§ TO BE DONE
Reproduce the records below exactly, leaving out any pictures.

§ RECORDS SHOWN
_ _ _ _ _ _ _
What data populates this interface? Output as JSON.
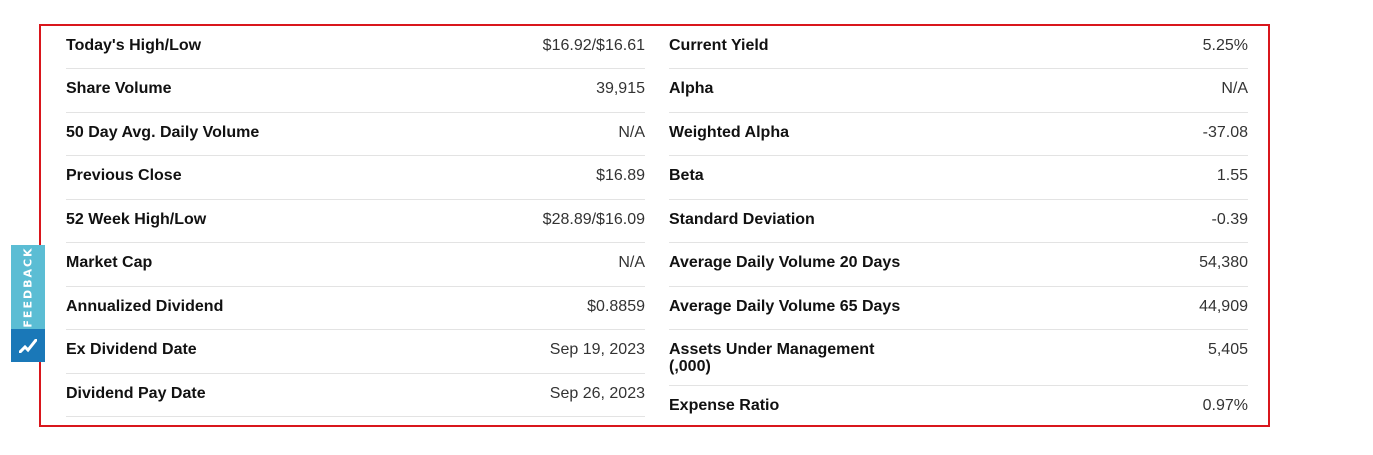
{
  "feedback": {
    "label": "FEEDBACK",
    "icon": "nasdaq-logo-icon",
    "colors": {
      "top": "#5bbdd4",
      "bottom": "#1a78b8"
    }
  },
  "frame_color": "#d9161c",
  "left": [
    {
      "label": "Today's High/Low",
      "value": "$16.92/$16.61"
    },
    {
      "label": "Share Volume",
      "value": "39,915"
    },
    {
      "label": "50 Day Avg. Daily Volume",
      "value": "N/A"
    },
    {
      "label": "Previous Close",
      "value": "$16.89"
    },
    {
      "label": "52 Week High/Low",
      "value": "$28.89/$16.09"
    },
    {
      "label": "Market Cap",
      "value": "N/A"
    },
    {
      "label": "Annualized Dividend",
      "value": "$0.8859"
    },
    {
      "label": "Ex Dividend Date",
      "value": "Sep 19, 2023"
    },
    {
      "label": "Dividend Pay Date",
      "value": "Sep 26, 2023"
    }
  ],
  "right": [
    {
      "label": "Current Yield",
      "value": "5.25%"
    },
    {
      "label": "Alpha",
      "value": "N/A"
    },
    {
      "label": "Weighted Alpha",
      "value": "-37.08"
    },
    {
      "label": "Beta",
      "value": "1.55"
    },
    {
      "label": "Standard Deviation",
      "value": "-0.39"
    },
    {
      "label": "Average Daily Volume 20 Days",
      "value": "54,380"
    },
    {
      "label": "Average Daily Volume 65 Days",
      "value": "44,909"
    },
    {
      "label": "Assets Under Management (,000)",
      "value": "5,405"
    },
    {
      "label": "Expense Ratio",
      "value": "0.97%"
    }
  ]
}
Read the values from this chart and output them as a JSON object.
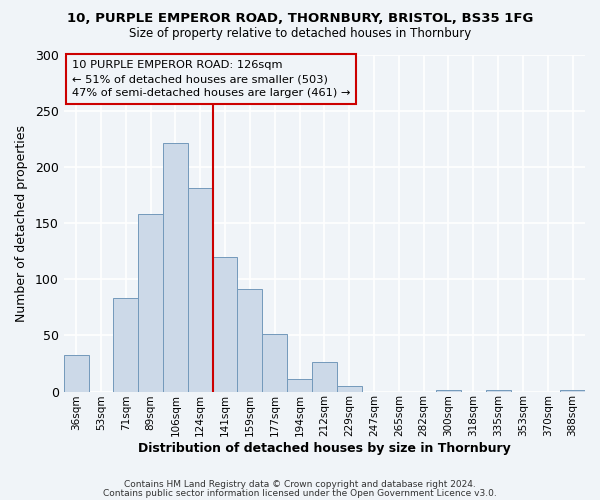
{
  "title": "10, PURPLE EMPEROR ROAD, THORNBURY, BRISTOL, BS35 1FG",
  "subtitle": "Size of property relative to detached houses in Thornbury",
  "xlabel": "Distribution of detached houses by size in Thornbury",
  "ylabel": "Number of detached properties",
  "bar_labels": [
    "36sqm",
    "53sqm",
    "71sqm",
    "89sqm",
    "106sqm",
    "124sqm",
    "141sqm",
    "159sqm",
    "177sqm",
    "194sqm",
    "212sqm",
    "229sqm",
    "247sqm",
    "265sqm",
    "282sqm",
    "300sqm",
    "318sqm",
    "335sqm",
    "353sqm",
    "370sqm",
    "388sqm"
  ],
  "bar_values": [
    33,
    0,
    83,
    158,
    222,
    181,
    120,
    91,
    51,
    11,
    26,
    5,
    0,
    0,
    0,
    1,
    0,
    1,
    0,
    0,
    1
  ],
  "bar_color": "#ccd9e8",
  "bar_edge_color": "#7399bb",
  "bg_color": "#f0f4f8",
  "plot_bg_color": "#f0f4f8",
  "grid_color": "#ffffff",
  "vline_x": 6,
  "vline_color": "#cc0000",
  "annotation_title": "10 PURPLE EMPEROR ROAD: 126sqm",
  "annotation_line1": "← 51% of detached houses are smaller (503)",
  "annotation_line2": "47% of semi-detached houses are larger (461) →",
  "annotation_box_color": "#cc0000",
  "ylim": [
    0,
    300
  ],
  "yticks": [
    0,
    50,
    100,
    150,
    200,
    250,
    300
  ],
  "footer1": "Contains HM Land Registry data © Crown copyright and database right 2024.",
  "footer2": "Contains public sector information licensed under the Open Government Licence v3.0."
}
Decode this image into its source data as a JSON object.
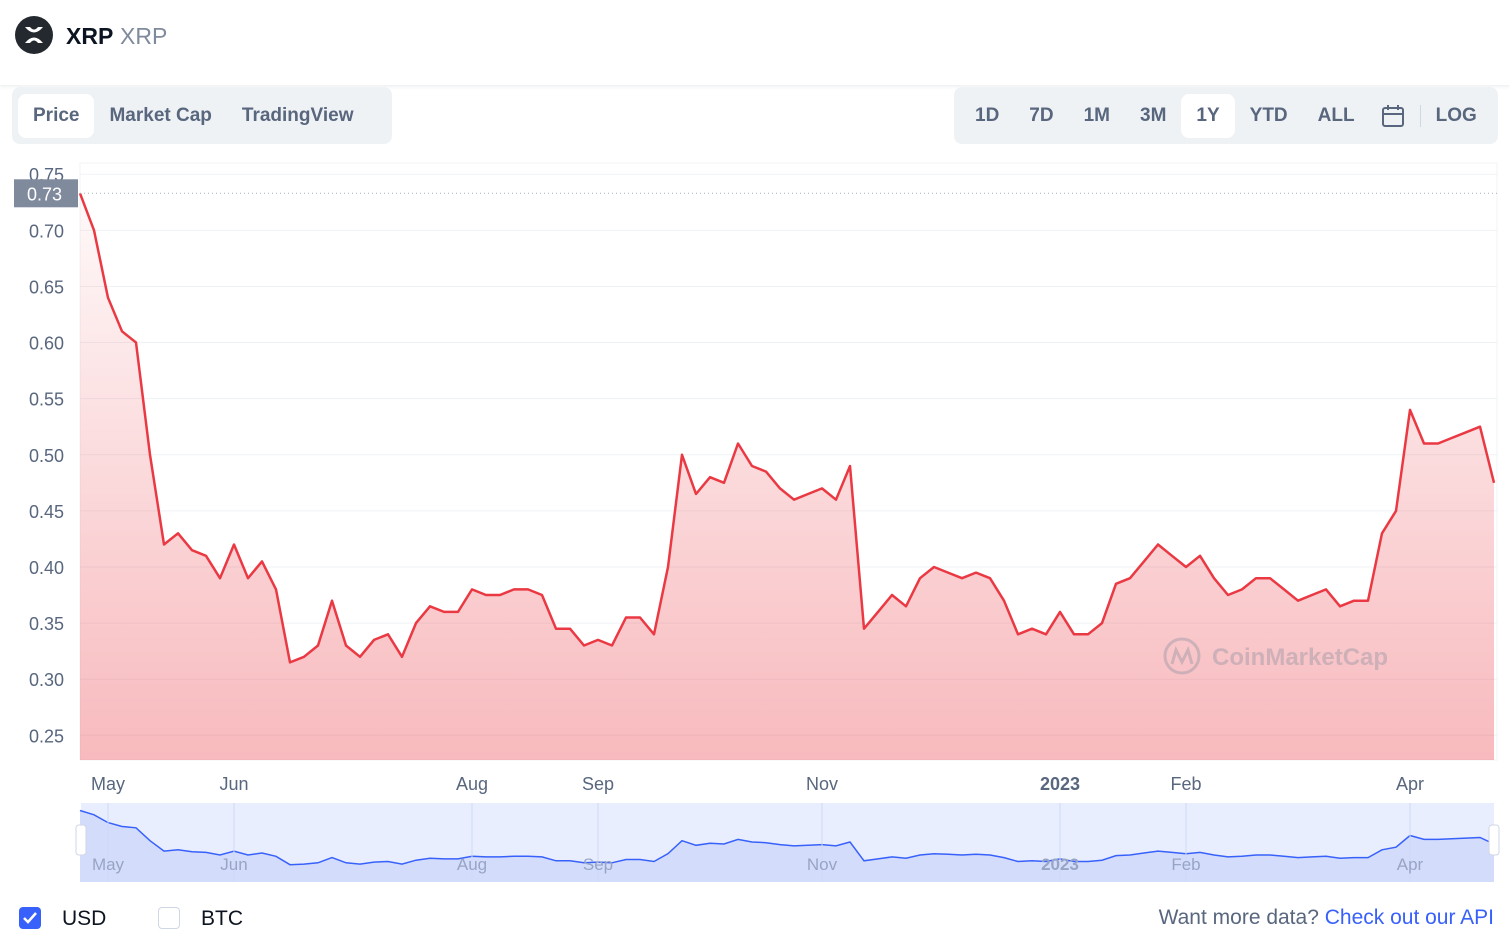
{
  "header": {
    "name": "XRP",
    "symbol": "XRP"
  },
  "tabs": [
    "Price",
    "Market Cap",
    "TradingView"
  ],
  "ranges": [
    "1D",
    "7D",
    "1M",
    "3M",
    "1Y",
    "YTD",
    "ALL"
  ],
  "log_button": "LOG",
  "chart_data": {
    "type": "area",
    "color": "#ea3943",
    "categories": [
      null,
      null,
      "May",
      null,
      null,
      null,
      null,
      null,
      null,
      null,
      null,
      "Jun",
      null,
      null,
      null,
      null,
      null,
      null,
      null,
      null,
      null,
      null,
      null,
      null,
      null,
      null,
      null,
      null,
      "Aug",
      null,
      null,
      null,
      null,
      null,
      null,
      null,
      null,
      "Sep",
      null,
      null,
      null,
      null,
      null,
      null,
      null,
      null,
      null,
      null,
      null,
      null,
      null,
      null,
      null,
      "Nov",
      null,
      null,
      null,
      null,
      null,
      null,
      null,
      null,
      null,
      null,
      null,
      null,
      null,
      null,
      null,
      null,
      "2023",
      null,
      null,
      null,
      null,
      null,
      null,
      null,
      null,
      "Feb",
      null,
      null,
      null,
      null,
      null,
      null,
      null,
      null,
      null,
      null,
      null,
      null,
      null,
      null,
      null,
      "Apr",
      null,
      null,
      null,
      null,
      null,
      null
    ],
    "values": [
      0.733,
      0.7,
      0.64,
      0.61,
      0.6,
      0.5,
      0.42,
      0.43,
      0.415,
      0.41,
      0.39,
      0.42,
      0.39,
      0.405,
      0.38,
      0.315,
      0.32,
      0.33,
      0.37,
      0.33,
      0.32,
      0.335,
      0.34,
      0.32,
      0.35,
      0.365,
      0.36,
      0.36,
      0.38,
      0.375,
      0.375,
      0.38,
      0.38,
      0.375,
      0.345,
      0.345,
      0.33,
      0.335,
      0.33,
      0.355,
      0.355,
      0.34,
      0.4,
      0.5,
      0.465,
      0.48,
      0.475,
      0.51,
      0.49,
      0.485,
      0.47,
      0.46,
      0.465,
      0.47,
      0.46,
      0.49,
      0.345,
      0.36,
      0.375,
      0.365,
      0.39,
      0.4,
      0.395,
      0.39,
      0.395,
      0.39,
      0.37,
      0.34,
      0.345,
      0.34,
      0.36,
      0.34,
      0.34,
      0.35,
      0.385,
      0.39,
      0.405,
      0.42,
      0.41,
      0.4,
      0.41,
      0.39,
      0.375,
      0.38,
      0.39,
      0.39,
      0.38,
      0.37,
      0.375,
      0.38,
      0.365,
      0.37,
      0.37,
      0.43,
      0.45,
      0.54,
      0.51,
      0.51,
      0.515,
      0.52,
      0.525,
      0.475
    ],
    "ylim": [
      0.228,
      0.76
    ],
    "yticks": [
      0.25,
      {
        "value": 0.3,
        "label": "0.30"
      },
      0.35,
      {
        "value": 0.4,
        "label": "0.40"
      },
      0.45,
      {
        "value": 0.5,
        "label": "0.50"
      },
      0.55,
      {
        "value": 0.6,
        "label": "0.60"
      },
      0.65,
      {
        "value": 0.7,
        "label": "0.70"
      },
      0.75
    ],
    "grid": true,
    "reference_line": {
      "value": 0.733,
      "label": "0.73"
    },
    "watermark": "CoinMarketCap"
  },
  "footer": {
    "currencies": [
      "USD",
      "BTC"
    ],
    "prompt": "Want more data?",
    "link": "Check out our API"
  }
}
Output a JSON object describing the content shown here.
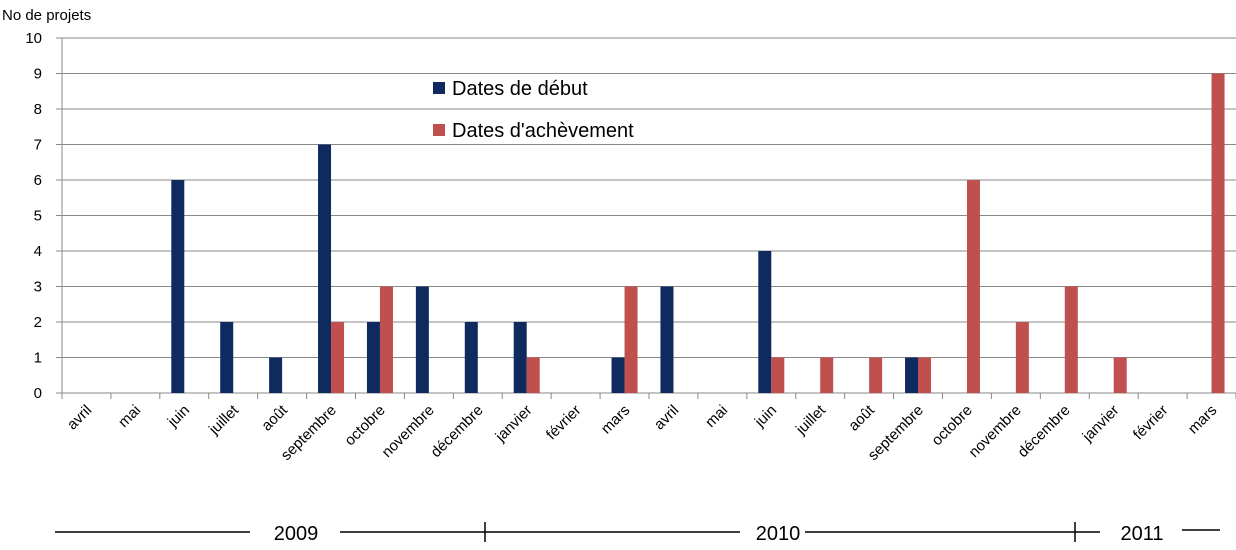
_ _ _ _ _ _ _
§ COMPLETE OUTPUT
What data populates this interface? Output as JSON.
{
  "feedback": {
    "label": "FEEDBACK",
    "icon": "nasdaq-logo-icon",
    "colors": {
      "top": "#5bbdd4",
      "bottom": "#1a78b8"
    }
  },
  "frame_color": "#d9161c",
  "left": [
    {
      "label": "Today's High/Low",
      "value": "$16.92/$16.61"
    },
    {
      "label": "Share Volume",
      "value": "39,915"
    },
    {
      "label": "50 Day Avg. Daily Volume",
      "value": "N/A"
    },
    {
      "label": "Previous Close",
      "value": "$16.89"
    },
    {
      "label": "52 Week High/Low",
      "value": "$28.89/$16.09"
    },
    {
      "label": "Market Cap",
      "value": "N/A"
    },
    {
      "label": "Annualized Dividend",
      "value": "$0.8859"
    },
    {
      "label": "Ex Dividend Date",
      "value": "Sep 19, 2023"
    },
    {
      "label": "Dividend Pay Date",
      "value": "Sep 26, 2023"
    }
  ],
  "right": [
    {
      "label": "Current Yield",
      "value": "5.25%"
    },
    {
      "label": "Alpha",
      "value": "N/A"
    },
    {
      "label": "Weighted Alpha",
      "value": "-37.08"
    },
    {
      "label": "Beta",
      "value": "1.55"
    },
    {
      "label": "Standard Deviation",
      "value": "-0.39"
    },
    {
      "label": "Average Daily Volume 20 Days",
      "value": "54,380"
    },
    {
      "label": "Average Daily Volume 65 Days",
      "value": "44,909"
    },
    {
      "label": "Assets Under Management (,000)",
      "value": "5,405"
    },
    {
      "label": "Expense Ratio",
      "value": "0.97%"
    }
  ]
}
Read the values from this chart and output them as a JSON object.
{
  "title": "10, PURPLE EMPEROR ROAD, THORNBURY, BRISTOL, BS35 1FG",
  "subtitle": "Size of property relative to detached houses in Thornbury",
  "xlabel": "Distribution of detached houses by size in Thornbury",
  "ylabel": "Number of detached properties",
  "bar_labels": [
    "36sqm",
    "53sqm",
    "71sqm",
    "89sqm",
    "106sqm",
    "124sqm",
    "141sqm",
    "159sqm",
    "177sqm",
    "194sqm",
    "212sqm",
    "229sqm",
    "247sqm",
    "265sqm",
    "282sqm",
    "300sqm",
    "318sqm",
    "335sqm",
    "353sqm",
    "370sqm",
    "388sqm"
  ],
  "bar_values": [
    33,
    0,
    83,
    158,
    222,
    181,
    120,
    91,
    51,
    11,
    26,
    5,
    0,
    0,
    0,
    1,
    0,
    1,
    0,
    0,
    1
  ],
  "bar_color": "#ccd9e8",
  "bar_edge_color": "#7399bb",
  "bg_color": "#f0f4f8",
  "plot_bg_color": "#f0f4f8",
  "grid_color": "#ffffff",
  "vline_x": 6,
  "vline_color": "#cc0000",
  "annotation_title": "10 PURPLE EMPEROR ROAD: 126sqm",
  "annotation_line1": "← 51% of detached houses are smaller (503)",
  "annotation_line2": "47% of semi-detached houses are larger (461) →",
  "annotation_box_color": "#cc0000",
  "ylim": [
    0,
    300
  ],
  "yticks": [
    0,
    50,
    100,
    150,
    200,
    250,
    300
  ],
  "footer1": "Contains HM Land Registry data © Crown copyright and database right 2024.",
  "footer2": "Contains public sector information licensed under the Open Government Licence v3.0."
}
Decode this image into its source data as a JSON object.
{
  "header": {
    "name": "XRP",
    "symbol": "XRP"
  },
  "tabs": [
    "Price",
    "Market Cap",
    "TradingView"
  ],
  "ranges": [
    "1D",
    "7D",
    "1M",
    "3M",
    "1Y",
    "YTD",
    "ALL"
  ],
  "log_button": "LOG",
  "chart_data": {
    "type": "area",
    "color": "#ea3943",
    "categories": [
      null,
      null,
      "May",
      null,
      null,
      null,
      null,
      null,
      null,
      null,
      null,
      "Jun",
      null,
      null,
      null,
      null,
      null,
      null,
      null,
      null,
      null,
      null,
      null,
      null,
      null,
      null,
      null,
      null,
      "Aug",
      null,
      null,
      null,
      null,
      null,
      null,
      null,
      null,
      "Sep",
      null,
      null,
      null,
      null,
      null,
      null,
      null,
      null,
      null,
      null,
      null,
      null,
      null,
      null,
      null,
      "Nov",
      null,
      null,
      null,
      null,
      null,
      null,
      null,
      null,
      null,
      null,
      null,
      null,
      null,
      null,
      null,
      null,
      "2023",
      null,
      null,
      null,
      null,
      null,
      null,
      null,
      null,
      "Feb",
      null,
      null,
      null,
      null,
      null,
      null,
      null,
      null,
      null,
      null,
      null,
      null,
      null,
      null,
      null,
      "Apr",
      null,
      null,
      null,
      null,
      null,
      null
    ],
    "values": [
      0.733,
      0.7,
      0.64,
      0.61,
      0.6,
      0.5,
      0.42,
      0.43,
      0.415,
      0.41,
      0.39,
      0.42,
      0.39,
      0.405,
      0.38,
      0.315,
      0.32,
      0.33,
      0.37,
      0.33,
      0.32,
      0.335,
      0.34,
      0.32,
      0.35,
      0.365,
      0.36,
      0.36,
      0.38,
      0.375,
      0.375,
      0.38,
      0.38,
      0.375,
      0.345,
      0.345,
      0.33,
      0.335,
      0.33,
      0.355,
      0.355,
      0.34,
      0.4,
      0.5,
      0.465,
      0.48,
      0.475,
      0.51,
      0.49,
      0.485,
      0.47,
      0.46,
      0.465,
      0.47,
      0.46,
      0.49,
      0.345,
      0.36,
      0.375,
      0.365,
      0.39,
      0.4,
      0.395,
      0.39,
      0.395,
      0.39,
      0.37,
      0.34,
      0.345,
      0.34,
      0.36,
      0.34,
      0.34,
      0.35,
      0.385,
      0.39,
      0.405,
      0.42,
      0.41,
      0.4,
      0.41,
      0.39,
      0.375,
      0.38,
      0.39,
      0.39,
      0.38,
      0.37,
      0.375,
      0.38,
      0.365,
      0.37,
      0.37,
      0.43,
      0.45,
      0.54,
      0.51,
      0.51,
      0.515,
      0.52,
      0.525,
      0.475
    ],
    "ylim": [
      0.228,
      0.76
    ],
    "yticks": [
      0.25,
      {
        "value": 0.3,
        "label": "0.30"
      },
      0.35,
      {
        "value": 0.4,
        "label": "0.40"
      },
      0.45,
      {
        "value": 0.5,
        "label": "0.50"
      },
      0.55,
      {
        "value": 0.6,
        "label": "0.60"
      },
      0.65,
      {
        "value": 0.7,
        "label": "0.70"
      },
      0.75
    ],
    "grid": true,
    "reference_line": {
      "value": 0.733,
      "label": "0.73"
    },
    "watermark": "CoinMarketCap"
  },
  "footer": {
    "currencies": [
      "USD",
      "BTC"
    ],
    "prompt": "Want more data?",
    "link": "Check out our API"
  }
}
Output a JSON object describing the content shown here.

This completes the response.